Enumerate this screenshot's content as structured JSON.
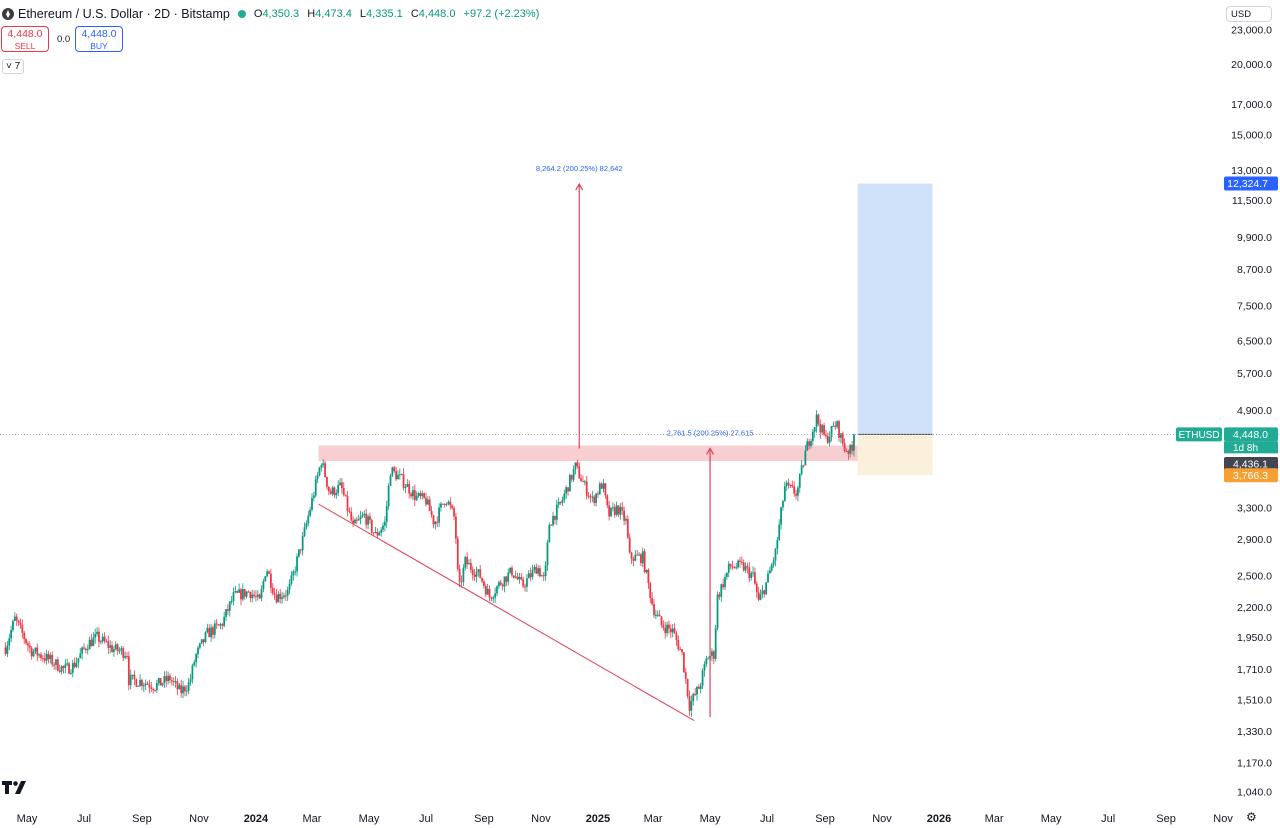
{
  "header": {
    "title": "Ethereum / U.S. Dollar · 2D · Bitstamp",
    "ohlc": [
      {
        "k": "O",
        "v": "4,350.3"
      },
      {
        "k": "H",
        "v": "4,473.4"
      },
      {
        "k": "L",
        "v": "4,335.1"
      },
      {
        "k": "C",
        "v": "4,448.0"
      }
    ],
    "change": "+97.2 (+2.23%)"
  },
  "trade": {
    "sell_price": "4,448.0",
    "sell_label": "SELL",
    "buy_price": "4,448.0",
    "buy_label": "BUY",
    "spread": "0.0"
  },
  "indicator_toggle": "7",
  "currency": "USD",
  "colors": {
    "up": "#089981",
    "down": "#f23645",
    "target_fill": "#cfe2fa",
    "stop_fill": "#fbf0dc",
    "resistance": "#f7c6c8",
    "arrow": "#e0405a",
    "measure_text": "#2962ff"
  },
  "chart_data": {
    "type": "candlestick",
    "symbol": "ETHUSD",
    "y_scale": "log",
    "ylim": [
      1000,
      24500
    ],
    "y_ticks": [
      "23,000.0",
      "20,000.0",
      "17,000.0",
      "15,000.0",
      "13,000.0",
      "11,500.0",
      "9,900.0",
      "8,700.0",
      "7,500.0",
      "6,500.0",
      "5,700.0",
      "4,900.0",
      "3,300.0",
      "2,900.0",
      "2,500.0",
      "2,200.0",
      "1,950.0",
      "1,710.0",
      "1,510.0",
      "1,330.0",
      "1,170.0",
      "1,040.0"
    ],
    "x_ticks": [
      "May",
      "Jul",
      "Sep",
      "Nov",
      "2024",
      "Mar",
      "May",
      "Jul",
      "Sep",
      "Nov",
      "2025",
      "Mar",
      "May",
      "Jul",
      "Sep",
      "Nov",
      "2026",
      "Mar",
      "May",
      "Jul",
      "Sep",
      "Nov"
    ],
    "x_tick_dates": [
      "2023-05-01",
      "2023-07-01",
      "2023-09-01",
      "2023-11-01",
      "2024-01-01",
      "2024-03-01",
      "2024-05-01",
      "2024-07-01",
      "2024-09-01",
      "2024-11-01",
      "2025-01-01",
      "2025-03-01",
      "2025-05-01",
      "2025-07-01",
      "2025-09-01",
      "2025-11-01",
      "2026-01-01",
      "2026-03-01",
      "2026-05-01",
      "2026-07-01",
      "2026-09-01",
      "2026-11-01"
    ],
    "bold_ticks": [
      "2024",
      "2025",
      "2026"
    ],
    "price_path": [
      [
        "2023-04-08",
        1870
      ],
      [
        "2023-04-18",
        2100
      ],
      [
        "2023-05-05",
        1850
      ],
      [
        "2023-05-25",
        1780
      ],
      [
        "2023-06-10",
        1710
      ],
      [
        "2023-06-20",
        1740
      ],
      [
        "2023-07-05",
        1900
      ],
      [
        "2023-07-15",
        1950
      ],
      [
        "2023-08-01",
        1860
      ],
      [
        "2023-08-16",
        1830
      ],
      [
        "2023-08-18",
        1640
      ],
      [
        "2023-09-01",
        1630
      ],
      [
        "2023-09-15",
        1600
      ],
      [
        "2023-10-01",
        1650
      ],
      [
        "2023-10-12",
        1560
      ],
      [
        "2023-10-22",
        1620
      ],
      [
        "2023-10-28",
        1800
      ],
      [
        "2023-11-10",
        1980
      ],
      [
        "2023-11-25",
        2050
      ],
      [
        "2023-12-08",
        2300
      ],
      [
        "2023-12-25",
        2350
      ],
      [
        "2024-01-05",
        2250
      ],
      [
        "2024-01-12",
        2600
      ],
      [
        "2024-01-22",
        2300
      ],
      [
        "2024-02-05",
        2350
      ],
      [
        "2024-02-20",
        2900
      ],
      [
        "2024-03-01",
        3400
      ],
      [
        "2024-03-11",
        4000
      ],
      [
        "2024-03-20",
        3500
      ],
      [
        "2024-04-01",
        3600
      ],
      [
        "2024-04-14",
        3050
      ],
      [
        "2024-04-26",
        3200
      ],
      [
        "2024-05-08",
        2950
      ],
      [
        "2024-05-18",
        3100
      ],
      [
        "2024-05-24",
        3850
      ],
      [
        "2024-06-05",
        3700
      ],
      [
        "2024-06-20",
        3450
      ],
      [
        "2024-07-01",
        3400
      ],
      [
        "2024-07-10",
        3100
      ],
      [
        "2024-07-22",
        3450
      ],
      [
        "2024-08-01",
        3150
      ],
      [
        "2024-08-05",
        2350
      ],
      [
        "2024-08-12",
        2650
      ],
      [
        "2024-08-28",
        2500
      ],
      [
        "2024-09-07",
        2300
      ],
      [
        "2024-09-20",
        2450
      ],
      [
        "2024-10-01",
        2550
      ],
      [
        "2024-10-12",
        2400
      ],
      [
        "2024-10-28",
        2600
      ],
      [
        "2024-11-05",
        2450
      ],
      [
        "2024-11-10",
        3100
      ],
      [
        "2024-11-22",
        3350
      ],
      [
        "2024-12-08",
        3900
      ],
      [
        "2024-12-18",
        3600
      ],
      [
        "2024-12-26",
        3400
      ],
      [
        "2025-01-06",
        3650
      ],
      [
        "2025-01-12",
        3200
      ],
      [
        "2025-01-22",
        3300
      ],
      [
        "2025-02-01",
        3100
      ],
      [
        "2025-02-03",
        2700
      ],
      [
        "2025-02-18",
        2700
      ],
      [
        "2025-03-01",
        2200
      ],
      [
        "2025-03-10",
        2050
      ],
      [
        "2025-03-22",
        2000
      ],
      [
        "2025-04-01",
        1820
      ],
      [
        "2025-04-09",
        1480
      ],
      [
        "2025-04-20",
        1600
      ],
      [
        "2025-04-28",
        1800
      ],
      [
        "2025-05-05",
        1820
      ],
      [
        "2025-05-09",
        2300
      ],
      [
        "2025-05-22",
        2600
      ],
      [
        "2025-06-05",
        2600
      ],
      [
        "2025-06-16",
        2500
      ],
      [
        "2025-06-22",
        2250
      ],
      [
        "2025-07-01",
        2450
      ],
      [
        "2025-07-10",
        2750
      ],
      [
        "2025-07-20",
        3600
      ],
      [
        "2025-08-02",
        3500
      ],
      [
        "2025-08-12",
        4200
      ],
      [
        "2025-08-23",
        4750
      ],
      [
        "2025-09-02",
        4350
      ],
      [
        "2025-09-13",
        4650
      ],
      [
        "2025-09-22",
        4200
      ],
      [
        "2025-09-30",
        4150
      ],
      [
        "2025-10-03",
        4448
      ]
    ],
    "series": [
      {
        "label": "ETHUSD",
        "last": "4,448.0",
        "countdown": "1d 8h"
      }
    ],
    "price_labels": [
      {
        "value": 4448.0,
        "text": "4,448.0",
        "color": "#22ab94"
      },
      {
        "value": 12324.7,
        "text": "12,324.7",
        "color": "#2962ff"
      },
      {
        "value": 4436.1,
        "text": "4,436.1",
        "color": "#434651"
      },
      {
        "value": 3766.3,
        "text": "3,766.3",
        "color": "#f6a033"
      }
    ],
    "annotations": [
      {
        "type": "zone",
        "name": "resistance",
        "x0": "2024-03-08",
        "x1": "2025-10-06",
        "y0": 3990,
        "y1": 4250
      },
      {
        "type": "trendline",
        "name": "falling-trend",
        "x0": "2024-03-08",
        "y0": 3350,
        "x1": "2025-04-14",
        "y1": 1390
      },
      {
        "type": "measure",
        "name": "measure-1",
        "date": "2024-12-12",
        "from": 4200,
        "to": 12300,
        "label": "8,264.2 (200.25%) 82,642"
      },
      {
        "type": "measure",
        "name": "measure-2",
        "date": "2025-05-01",
        "from": 1410,
        "to": 4200,
        "label": "2,761.5 (200.25%) 27,615"
      },
      {
        "type": "position",
        "name": "long-position",
        "x0": "2025-10-06",
        "x1": "2025-12-25",
        "entry": 4448.0,
        "target": 12324.7,
        "stop": 3766.3
      }
    ],
    "last_price": 4448.0
  }
}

### Given request
Scan the material and collect every line that contains "value".

### Expected output
        "value": 4448.0,
        "value": 12324.7,
        "value": 4436.1,
        "value": 3766.3,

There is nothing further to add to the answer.